◆ Instruction ◆
Pick out every line of the entries below where "between" occurs, and copy those lines.

(begin)

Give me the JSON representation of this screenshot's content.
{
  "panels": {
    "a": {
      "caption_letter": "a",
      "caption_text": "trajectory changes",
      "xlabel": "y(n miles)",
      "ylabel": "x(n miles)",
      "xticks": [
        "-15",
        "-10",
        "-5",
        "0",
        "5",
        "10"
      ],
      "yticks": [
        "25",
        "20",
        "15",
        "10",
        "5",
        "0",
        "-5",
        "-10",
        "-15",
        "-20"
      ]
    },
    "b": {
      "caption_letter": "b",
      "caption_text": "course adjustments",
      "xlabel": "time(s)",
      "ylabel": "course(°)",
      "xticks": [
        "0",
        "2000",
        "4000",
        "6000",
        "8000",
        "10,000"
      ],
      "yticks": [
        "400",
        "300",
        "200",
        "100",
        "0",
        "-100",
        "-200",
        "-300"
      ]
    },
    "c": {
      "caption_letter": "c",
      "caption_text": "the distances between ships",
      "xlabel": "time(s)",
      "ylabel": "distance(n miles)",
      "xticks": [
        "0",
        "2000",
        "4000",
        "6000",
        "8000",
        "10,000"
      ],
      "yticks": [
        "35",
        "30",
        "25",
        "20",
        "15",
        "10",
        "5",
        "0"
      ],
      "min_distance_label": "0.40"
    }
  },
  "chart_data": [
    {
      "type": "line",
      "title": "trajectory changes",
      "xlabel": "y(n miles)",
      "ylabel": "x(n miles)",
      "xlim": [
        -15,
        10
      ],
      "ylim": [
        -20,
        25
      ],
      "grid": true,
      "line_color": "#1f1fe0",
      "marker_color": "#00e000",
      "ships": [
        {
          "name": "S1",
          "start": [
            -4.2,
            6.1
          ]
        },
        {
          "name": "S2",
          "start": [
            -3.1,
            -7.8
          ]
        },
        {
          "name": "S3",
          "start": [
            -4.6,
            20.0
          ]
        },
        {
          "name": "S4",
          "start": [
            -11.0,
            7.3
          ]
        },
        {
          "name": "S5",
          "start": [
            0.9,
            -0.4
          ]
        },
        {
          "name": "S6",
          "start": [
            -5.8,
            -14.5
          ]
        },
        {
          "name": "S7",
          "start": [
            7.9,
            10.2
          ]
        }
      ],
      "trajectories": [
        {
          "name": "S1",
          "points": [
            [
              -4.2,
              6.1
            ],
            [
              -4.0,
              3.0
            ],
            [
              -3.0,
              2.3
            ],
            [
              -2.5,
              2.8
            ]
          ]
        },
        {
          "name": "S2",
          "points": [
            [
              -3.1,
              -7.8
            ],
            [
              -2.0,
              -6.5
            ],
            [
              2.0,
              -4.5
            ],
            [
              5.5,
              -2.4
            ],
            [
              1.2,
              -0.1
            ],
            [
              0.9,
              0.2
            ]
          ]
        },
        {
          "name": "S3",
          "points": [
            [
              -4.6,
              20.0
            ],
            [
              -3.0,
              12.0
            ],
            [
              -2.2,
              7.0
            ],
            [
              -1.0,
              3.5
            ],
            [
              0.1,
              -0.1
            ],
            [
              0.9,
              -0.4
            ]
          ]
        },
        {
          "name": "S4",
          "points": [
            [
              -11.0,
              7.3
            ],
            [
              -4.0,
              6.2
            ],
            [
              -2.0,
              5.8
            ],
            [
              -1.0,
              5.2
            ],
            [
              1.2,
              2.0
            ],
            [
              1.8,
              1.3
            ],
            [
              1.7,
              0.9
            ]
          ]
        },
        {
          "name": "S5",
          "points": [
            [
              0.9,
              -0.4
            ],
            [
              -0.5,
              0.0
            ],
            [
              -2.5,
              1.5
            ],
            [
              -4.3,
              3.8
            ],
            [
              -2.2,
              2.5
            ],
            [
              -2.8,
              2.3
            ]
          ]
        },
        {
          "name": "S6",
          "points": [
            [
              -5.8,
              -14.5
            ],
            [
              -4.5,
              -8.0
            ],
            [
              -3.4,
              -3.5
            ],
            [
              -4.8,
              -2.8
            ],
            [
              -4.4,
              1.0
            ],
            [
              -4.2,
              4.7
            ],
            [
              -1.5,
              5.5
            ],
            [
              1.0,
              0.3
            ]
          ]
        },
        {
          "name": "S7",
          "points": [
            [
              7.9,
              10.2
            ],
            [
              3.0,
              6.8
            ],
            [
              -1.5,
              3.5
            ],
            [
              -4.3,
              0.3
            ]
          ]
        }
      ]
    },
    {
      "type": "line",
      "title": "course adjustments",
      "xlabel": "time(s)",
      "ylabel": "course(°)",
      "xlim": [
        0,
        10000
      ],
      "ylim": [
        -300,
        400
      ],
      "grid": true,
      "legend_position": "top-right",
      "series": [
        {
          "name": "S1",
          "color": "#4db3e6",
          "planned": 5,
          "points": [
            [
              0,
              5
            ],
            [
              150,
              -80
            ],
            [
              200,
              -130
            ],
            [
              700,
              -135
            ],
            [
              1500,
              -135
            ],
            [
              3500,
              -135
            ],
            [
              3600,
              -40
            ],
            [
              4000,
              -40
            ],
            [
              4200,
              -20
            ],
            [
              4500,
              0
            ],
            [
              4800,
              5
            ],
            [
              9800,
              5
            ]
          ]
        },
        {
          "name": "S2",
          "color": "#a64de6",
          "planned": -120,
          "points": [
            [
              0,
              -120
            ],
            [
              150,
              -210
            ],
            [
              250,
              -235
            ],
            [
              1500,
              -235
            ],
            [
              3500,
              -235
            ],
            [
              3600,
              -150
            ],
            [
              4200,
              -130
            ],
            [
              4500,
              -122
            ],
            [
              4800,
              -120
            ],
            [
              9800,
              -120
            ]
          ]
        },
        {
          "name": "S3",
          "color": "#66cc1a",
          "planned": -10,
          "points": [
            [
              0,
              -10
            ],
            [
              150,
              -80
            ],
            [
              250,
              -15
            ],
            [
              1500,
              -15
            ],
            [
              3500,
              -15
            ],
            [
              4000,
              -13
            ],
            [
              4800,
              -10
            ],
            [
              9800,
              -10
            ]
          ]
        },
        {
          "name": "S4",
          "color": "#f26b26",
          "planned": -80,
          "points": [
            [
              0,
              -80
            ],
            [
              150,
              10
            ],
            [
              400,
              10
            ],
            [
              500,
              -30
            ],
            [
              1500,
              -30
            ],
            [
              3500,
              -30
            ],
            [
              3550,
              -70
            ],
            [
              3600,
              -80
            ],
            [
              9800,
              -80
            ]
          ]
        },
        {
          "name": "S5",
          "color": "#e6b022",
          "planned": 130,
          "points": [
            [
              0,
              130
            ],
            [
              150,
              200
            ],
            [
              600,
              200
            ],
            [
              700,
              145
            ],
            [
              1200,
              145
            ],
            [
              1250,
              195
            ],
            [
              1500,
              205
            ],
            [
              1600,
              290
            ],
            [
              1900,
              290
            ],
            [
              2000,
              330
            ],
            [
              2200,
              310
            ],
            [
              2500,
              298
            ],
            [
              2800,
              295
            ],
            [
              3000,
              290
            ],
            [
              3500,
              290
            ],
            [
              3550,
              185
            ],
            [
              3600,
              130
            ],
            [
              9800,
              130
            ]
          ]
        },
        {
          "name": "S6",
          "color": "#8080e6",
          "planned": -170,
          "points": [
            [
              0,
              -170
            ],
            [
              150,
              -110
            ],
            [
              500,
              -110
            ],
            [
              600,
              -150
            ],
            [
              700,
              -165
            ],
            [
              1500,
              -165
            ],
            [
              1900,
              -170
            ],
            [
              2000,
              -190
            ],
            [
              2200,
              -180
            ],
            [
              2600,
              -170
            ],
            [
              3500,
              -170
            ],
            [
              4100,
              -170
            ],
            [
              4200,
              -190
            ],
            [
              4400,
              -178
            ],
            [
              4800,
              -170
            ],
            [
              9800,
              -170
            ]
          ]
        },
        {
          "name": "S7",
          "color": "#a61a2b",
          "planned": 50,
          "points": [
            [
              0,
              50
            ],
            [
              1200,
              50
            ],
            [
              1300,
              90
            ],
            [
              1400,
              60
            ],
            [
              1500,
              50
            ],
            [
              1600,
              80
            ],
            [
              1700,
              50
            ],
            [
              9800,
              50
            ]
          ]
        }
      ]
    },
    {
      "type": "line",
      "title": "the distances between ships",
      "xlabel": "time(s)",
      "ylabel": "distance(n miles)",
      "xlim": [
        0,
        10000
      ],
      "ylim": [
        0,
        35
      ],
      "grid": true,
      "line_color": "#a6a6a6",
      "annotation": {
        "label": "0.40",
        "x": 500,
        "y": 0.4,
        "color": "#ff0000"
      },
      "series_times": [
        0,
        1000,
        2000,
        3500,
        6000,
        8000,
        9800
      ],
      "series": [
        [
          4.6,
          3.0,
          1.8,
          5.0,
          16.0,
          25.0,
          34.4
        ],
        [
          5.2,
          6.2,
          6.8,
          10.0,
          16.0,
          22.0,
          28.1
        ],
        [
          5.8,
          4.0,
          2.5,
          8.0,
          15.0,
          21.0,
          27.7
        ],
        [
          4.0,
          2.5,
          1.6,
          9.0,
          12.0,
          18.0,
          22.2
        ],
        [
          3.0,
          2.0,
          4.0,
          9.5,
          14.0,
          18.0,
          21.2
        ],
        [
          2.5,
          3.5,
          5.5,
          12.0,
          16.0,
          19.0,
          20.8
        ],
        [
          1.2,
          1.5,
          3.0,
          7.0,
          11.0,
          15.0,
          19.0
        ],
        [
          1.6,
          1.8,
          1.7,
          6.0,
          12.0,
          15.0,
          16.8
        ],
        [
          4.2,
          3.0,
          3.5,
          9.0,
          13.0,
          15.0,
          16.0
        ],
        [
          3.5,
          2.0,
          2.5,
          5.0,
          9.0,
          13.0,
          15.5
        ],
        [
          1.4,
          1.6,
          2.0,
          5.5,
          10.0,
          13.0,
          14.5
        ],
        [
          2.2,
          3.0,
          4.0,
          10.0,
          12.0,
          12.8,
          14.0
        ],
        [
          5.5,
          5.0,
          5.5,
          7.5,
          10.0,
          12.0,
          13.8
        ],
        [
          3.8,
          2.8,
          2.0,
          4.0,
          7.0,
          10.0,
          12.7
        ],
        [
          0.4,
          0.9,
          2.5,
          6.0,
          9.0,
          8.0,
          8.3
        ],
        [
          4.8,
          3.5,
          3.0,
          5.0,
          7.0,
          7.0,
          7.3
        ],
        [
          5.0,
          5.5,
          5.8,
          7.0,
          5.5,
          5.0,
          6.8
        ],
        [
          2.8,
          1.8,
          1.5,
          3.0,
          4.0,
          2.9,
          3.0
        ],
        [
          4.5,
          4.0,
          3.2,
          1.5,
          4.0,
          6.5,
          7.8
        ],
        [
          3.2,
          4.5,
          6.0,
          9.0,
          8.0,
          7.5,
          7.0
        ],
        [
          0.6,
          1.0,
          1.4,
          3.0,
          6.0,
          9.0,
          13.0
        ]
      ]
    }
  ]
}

(end)

◆ Solution to this task ◆
      "caption_text": "the distances between ships",
      "title": "the distances between ships",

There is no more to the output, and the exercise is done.